### What the exercise asks
Print the listing as it stands, omitting all images.

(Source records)
______________________________

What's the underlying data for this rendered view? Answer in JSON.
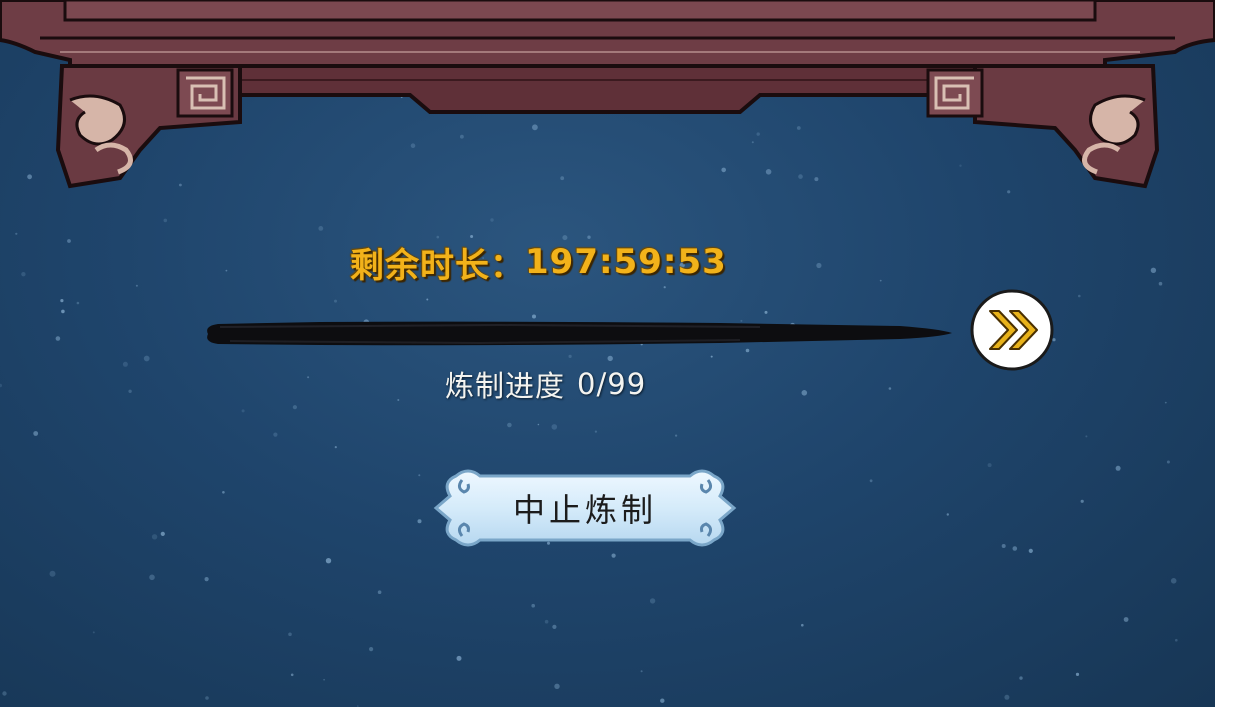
{
  "timer": {
    "label": "剩余时长：",
    "value": "197:59:53"
  },
  "progress": {
    "label": "炼制进度",
    "current": "0",
    "separator": "/",
    "total": "99",
    "fraction": 0
  },
  "buttons": {
    "stop_label": "中止炼制",
    "skip_icon": "double-chevron-right-icon"
  },
  "colors": {
    "background": "#1f456c",
    "timer_text": "#f2b21a",
    "frame_wood": "#6e3d45",
    "button_face": "#dceefa",
    "skip_arrows": "#e8b21a"
  }
}
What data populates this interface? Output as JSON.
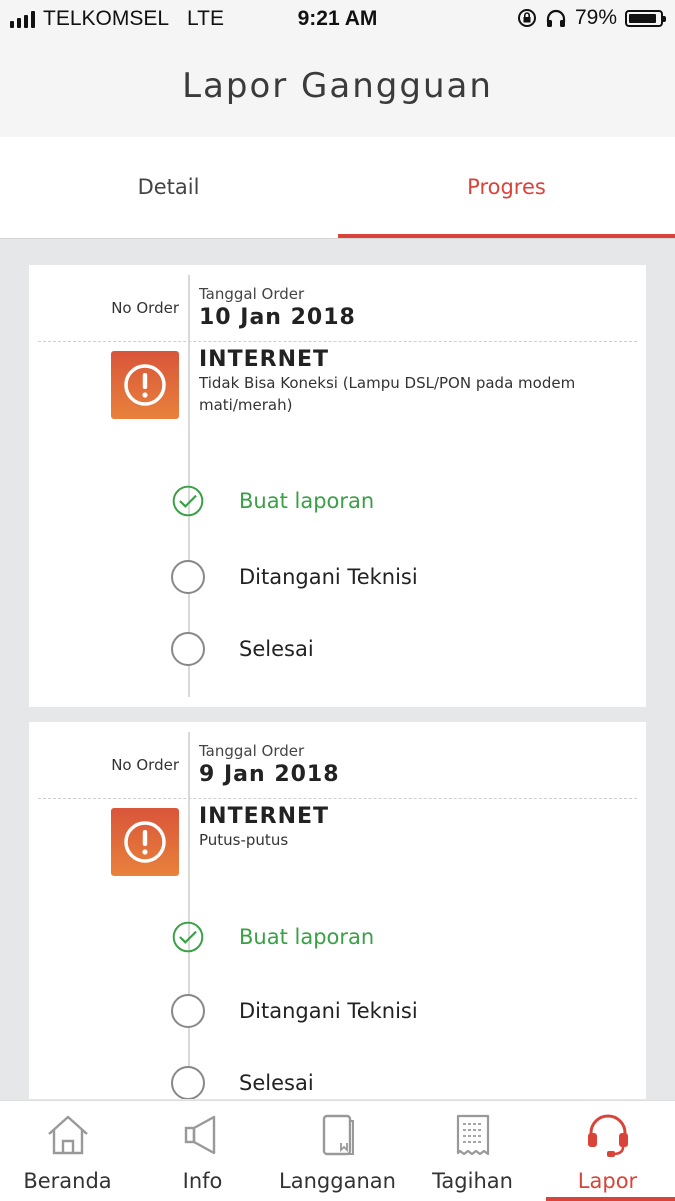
{
  "status_bar": {
    "carrier": "TELKOMSEL",
    "network": "LTE",
    "time": "9:21 AM",
    "battery": "79%",
    "battery_level": 0.79,
    "icons": [
      "signal-icon",
      "orientation-lock-icon",
      "headphones-icon",
      "battery-icon"
    ]
  },
  "header": {
    "title": "Lapor Gangguan"
  },
  "tabs": [
    {
      "label": "Detail",
      "active": false
    },
    {
      "label": "Progres",
      "active": true
    }
  ],
  "colors": {
    "accent": "#d9443a",
    "done_green": "#3aa046",
    "warning_gradient_top": "#d9553a",
    "warning_gradient_bottom": "#e8823c"
  },
  "orders": [
    {
      "no_order_label": "No Order",
      "date_caption": "Tanggal Order",
      "date": "10 Jan 2018",
      "service": "INTERNET",
      "description": "Tidak Bisa Koneksi (Lampu DSL/PON pada modem mati/merah)",
      "icon": "warning-icon",
      "steps": [
        {
          "label": "Buat laporan",
          "done": true
        },
        {
          "label": "Ditangani Teknisi",
          "done": false
        },
        {
          "label": "Selesai",
          "done": false
        }
      ]
    },
    {
      "no_order_label": "No Order",
      "date_caption": "Tanggal Order",
      "date": "9 Jan 2018",
      "service": "INTERNET",
      "description": "Putus-putus",
      "icon": "warning-icon",
      "steps": [
        {
          "label": "Buat laporan",
          "done": true
        },
        {
          "label": "Ditangani Teknisi",
          "done": false
        },
        {
          "label": "Selesai",
          "done": false
        }
      ]
    }
  ],
  "bottom_nav": [
    {
      "label": "Beranda",
      "icon": "home-icon",
      "active": false
    },
    {
      "label": "Info",
      "icon": "megaphone-icon",
      "active": false
    },
    {
      "label": "Langganan",
      "icon": "book-icon",
      "active": false
    },
    {
      "label": "Tagihan",
      "icon": "receipt-icon",
      "active": false
    },
    {
      "label": "Lapor",
      "icon": "headset-icon",
      "active": true
    }
  ]
}
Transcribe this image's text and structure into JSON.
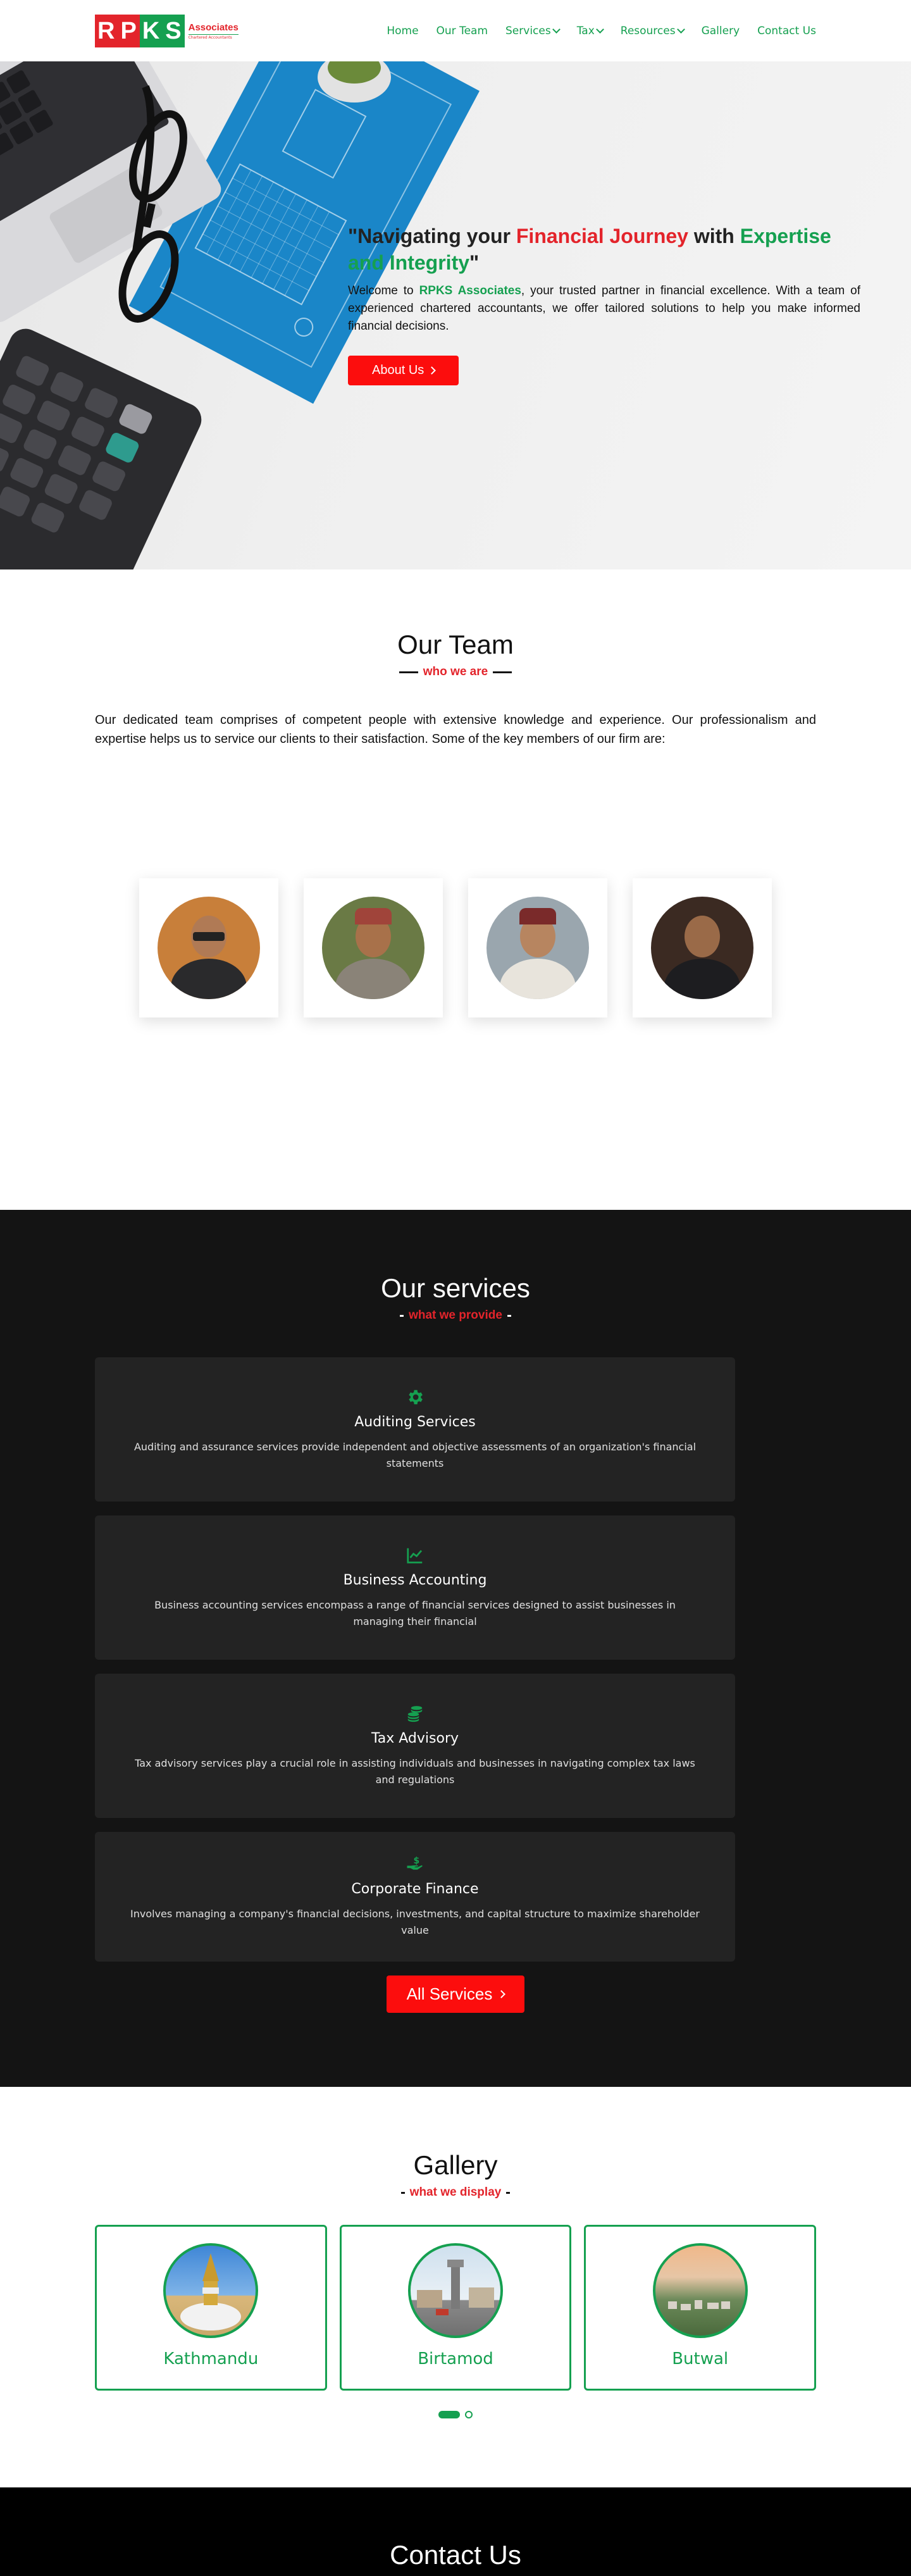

______________________________

### Solved problem
What's the underlying data for this rendered view? Answer in JSON.
{
  "timer": {
    "label": "剩余时长：",
    "value": "197:59:53"
  },
  "progress": {
    "label": "炼制进度",
    "current": "0",
    "separator": "/",
    "total": "99",
    "fraction": 0
  },
  "buttons": {
    "stop_label": "中止炼制",
    "skip_icon": "double-chevron-right-icon"
  },
  "colors": {
    "background": "#1f456c",
    "timer_text": "#f2b21a",
    "frame_wood": "#6e3d45",
    "button_face": "#dceefa",
    "skip_arrows": "#e8b21a"
  }
}
What data populates this interface? Output as JSON.
{
  "status_bar": {
    "carrier": "TELKOMSEL",
    "network": "LTE",
    "time": "9:21 AM",
    "battery": "79%",
    "battery_level": 0.79,
    "icons": [
      "signal-icon",
      "orientation-lock-icon",
      "headphones-icon",
      "battery-icon"
    ]
  },
  "header": {
    "title": "Lapor Gangguan"
  },
  "tabs": [
    {
      "label": "Detail",
      "active": false
    },
    {
      "label": "Progres",
      "active": true
    }
  ],
  "colors": {
    "accent": "#d9443a",
    "done_green": "#3aa046",
    "warning_gradient_top": "#d9553a",
    "warning_gradient_bottom": "#e8823c"
  },
  "orders": [
    {
      "no_order_label": "No Order",
      "date_caption": "Tanggal Order",
      "date": "10 Jan 2018",
      "service": "INTERNET",
      "description": "Tidak Bisa Koneksi (Lampu DSL/PON pada modem mati/merah)",
      "icon": "warning-icon",
      "steps": [
        {
          "label": "Buat laporan",
          "done": true
        },
        {
          "label": "Ditangani Teknisi",
          "done": false
        },
        {
          "label": "Selesai",
          "done": false
        }
      ]
    },
    {
      "no_order_label": "No Order",
      "date_caption": "Tanggal Order",
      "date": "9 Jan 2018",
      "service": "INTERNET",
      "description": "Putus-putus",
      "icon": "warning-icon",
      "steps": [
        {
          "label": "Buat laporan",
          "done": true
        },
        {
          "label": "Ditangani Teknisi",
          "done": false
        },
        {
          "label": "Selesai",
          "done": false
        }
      ]
    }
  ],
  "bottom_nav": [
    {
      "label": "Beranda",
      "icon": "home-icon",
      "active": false
    },
    {
      "label": "Info",
      "icon": "megaphone-icon",
      "active": false
    },
    {
      "label": "Langganan",
      "icon": "book-icon",
      "active": false
    },
    {
      "label": "Tagihan",
      "icon": "receipt-icon",
      "active": false
    },
    {
      "label": "Lapor",
      "icon": "headset-icon",
      "active": true
    }
  ]
}
Transcribe this image's text and structure into JSON.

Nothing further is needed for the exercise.